● **STATED PROBLEM**
Find the word "바랍니다" in the listing; pull out each line holding it.

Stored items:
···
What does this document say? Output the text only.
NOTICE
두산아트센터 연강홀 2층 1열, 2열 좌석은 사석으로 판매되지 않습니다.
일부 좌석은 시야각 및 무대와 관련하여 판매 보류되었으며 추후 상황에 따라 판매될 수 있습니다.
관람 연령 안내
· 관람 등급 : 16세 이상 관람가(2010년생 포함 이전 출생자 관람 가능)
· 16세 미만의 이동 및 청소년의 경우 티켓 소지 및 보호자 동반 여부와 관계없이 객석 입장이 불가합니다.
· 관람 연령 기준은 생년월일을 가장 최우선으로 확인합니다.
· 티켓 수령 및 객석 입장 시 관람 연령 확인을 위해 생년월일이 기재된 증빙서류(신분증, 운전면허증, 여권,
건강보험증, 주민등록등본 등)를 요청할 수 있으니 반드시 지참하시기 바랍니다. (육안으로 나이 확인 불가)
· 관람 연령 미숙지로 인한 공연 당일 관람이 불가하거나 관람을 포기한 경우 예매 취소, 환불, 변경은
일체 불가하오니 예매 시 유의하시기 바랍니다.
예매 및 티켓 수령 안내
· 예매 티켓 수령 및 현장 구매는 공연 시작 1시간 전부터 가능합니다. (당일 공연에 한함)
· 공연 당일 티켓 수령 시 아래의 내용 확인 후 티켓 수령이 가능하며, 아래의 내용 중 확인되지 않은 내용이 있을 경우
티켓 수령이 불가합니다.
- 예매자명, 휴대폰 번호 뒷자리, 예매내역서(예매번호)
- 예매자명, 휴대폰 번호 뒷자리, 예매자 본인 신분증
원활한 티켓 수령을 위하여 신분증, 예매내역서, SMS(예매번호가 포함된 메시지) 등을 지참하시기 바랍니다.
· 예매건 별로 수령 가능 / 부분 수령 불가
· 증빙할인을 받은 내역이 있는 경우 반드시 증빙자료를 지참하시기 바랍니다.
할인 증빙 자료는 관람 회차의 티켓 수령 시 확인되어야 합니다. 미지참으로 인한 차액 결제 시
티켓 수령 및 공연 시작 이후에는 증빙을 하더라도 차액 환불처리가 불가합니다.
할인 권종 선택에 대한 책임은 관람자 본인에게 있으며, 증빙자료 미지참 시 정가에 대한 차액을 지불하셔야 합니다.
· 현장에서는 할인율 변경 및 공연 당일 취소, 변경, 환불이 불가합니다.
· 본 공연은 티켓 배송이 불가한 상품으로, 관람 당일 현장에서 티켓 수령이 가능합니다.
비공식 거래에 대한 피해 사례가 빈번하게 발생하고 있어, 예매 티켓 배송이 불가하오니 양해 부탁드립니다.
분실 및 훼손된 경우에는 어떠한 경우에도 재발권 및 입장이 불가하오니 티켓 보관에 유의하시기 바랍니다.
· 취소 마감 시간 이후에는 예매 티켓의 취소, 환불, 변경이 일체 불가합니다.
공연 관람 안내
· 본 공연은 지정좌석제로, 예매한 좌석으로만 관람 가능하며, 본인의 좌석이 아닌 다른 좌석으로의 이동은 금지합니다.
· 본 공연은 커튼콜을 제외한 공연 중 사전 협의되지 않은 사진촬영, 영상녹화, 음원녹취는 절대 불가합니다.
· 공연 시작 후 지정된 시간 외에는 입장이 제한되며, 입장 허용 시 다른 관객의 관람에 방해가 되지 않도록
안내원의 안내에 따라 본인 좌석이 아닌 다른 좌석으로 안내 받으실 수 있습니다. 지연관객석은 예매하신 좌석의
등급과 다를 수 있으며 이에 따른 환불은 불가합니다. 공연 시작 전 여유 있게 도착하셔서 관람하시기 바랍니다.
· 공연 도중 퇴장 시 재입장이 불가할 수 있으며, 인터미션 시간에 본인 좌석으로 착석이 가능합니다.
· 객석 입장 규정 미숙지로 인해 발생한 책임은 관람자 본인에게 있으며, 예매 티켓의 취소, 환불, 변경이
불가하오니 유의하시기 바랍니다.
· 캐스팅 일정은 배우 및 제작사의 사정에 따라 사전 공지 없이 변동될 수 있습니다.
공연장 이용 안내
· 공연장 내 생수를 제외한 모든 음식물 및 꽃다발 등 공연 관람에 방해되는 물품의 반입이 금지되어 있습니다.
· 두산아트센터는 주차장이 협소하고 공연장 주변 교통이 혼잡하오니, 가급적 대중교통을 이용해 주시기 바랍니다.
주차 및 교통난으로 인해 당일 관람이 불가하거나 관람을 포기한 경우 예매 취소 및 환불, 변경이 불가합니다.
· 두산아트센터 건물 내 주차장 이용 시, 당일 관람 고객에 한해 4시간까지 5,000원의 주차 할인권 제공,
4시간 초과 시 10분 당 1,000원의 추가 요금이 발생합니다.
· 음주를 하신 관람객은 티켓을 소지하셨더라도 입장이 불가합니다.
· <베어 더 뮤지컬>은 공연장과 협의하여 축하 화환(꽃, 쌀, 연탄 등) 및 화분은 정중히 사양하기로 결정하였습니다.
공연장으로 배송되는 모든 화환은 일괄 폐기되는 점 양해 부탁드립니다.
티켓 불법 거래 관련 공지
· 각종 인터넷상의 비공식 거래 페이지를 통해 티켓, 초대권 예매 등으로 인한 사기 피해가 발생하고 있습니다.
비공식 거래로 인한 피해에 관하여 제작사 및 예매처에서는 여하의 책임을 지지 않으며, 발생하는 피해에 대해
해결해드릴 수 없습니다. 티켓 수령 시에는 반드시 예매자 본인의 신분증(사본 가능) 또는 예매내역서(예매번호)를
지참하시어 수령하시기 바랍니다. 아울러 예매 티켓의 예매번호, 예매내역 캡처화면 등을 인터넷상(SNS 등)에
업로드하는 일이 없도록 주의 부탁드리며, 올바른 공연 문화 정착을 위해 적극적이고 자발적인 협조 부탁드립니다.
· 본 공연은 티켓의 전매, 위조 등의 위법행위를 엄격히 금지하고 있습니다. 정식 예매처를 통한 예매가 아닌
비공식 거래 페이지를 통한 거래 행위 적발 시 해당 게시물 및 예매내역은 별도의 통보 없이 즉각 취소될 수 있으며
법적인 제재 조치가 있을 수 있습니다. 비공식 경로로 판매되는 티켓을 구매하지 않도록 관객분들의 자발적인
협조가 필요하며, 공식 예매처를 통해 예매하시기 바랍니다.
···
● **WRITTEN SOLUTION**
건강보험증, 주민등록등본 등)를 요청할 수 있으니 반드시 지참하시기 바랍니다. (육안으로 나이 확인 불가)
일체 불가하오니 예매 시 유의하시기 바랍니다.
원활한 티켓 수령을 위하여 신분증, 예매내역서, SMS(예매번호가 포함된 메시지) 등을 지참하시기 바랍니다.
· 증빙할인을 받은 내역이 있는 경우 반드시 증빙자료를 지참하시기 바랍니다.
분실 및 훼손된 경우에는 어떠한 경우에도 재발권 및 입장이 불가하오니 티켓 보관에 유의하시기 바랍니다.
등급과 다를 수 있으며 이에 따른 환불은 불가합니다. 공연 시작 전 여유 있게 도착하셔서 관람하시기 바랍니다.
불가하오니 유의하시기 바랍니다.
· 두산아트센터는 주차장이 협소하고 공연장 주변 교통이 혼잡하오니, 가급적 대중교통을 이용해 주시기 바랍니다.
지참하시어 수령하시기 바랍니다. 아울러 예매 티켓의 예매번호, 예매내역 캡처화면 등을 인터넷상(SNS 등)에
협조가 필요하며, 공식 예매처를 통해 예매하시기 바랍니다.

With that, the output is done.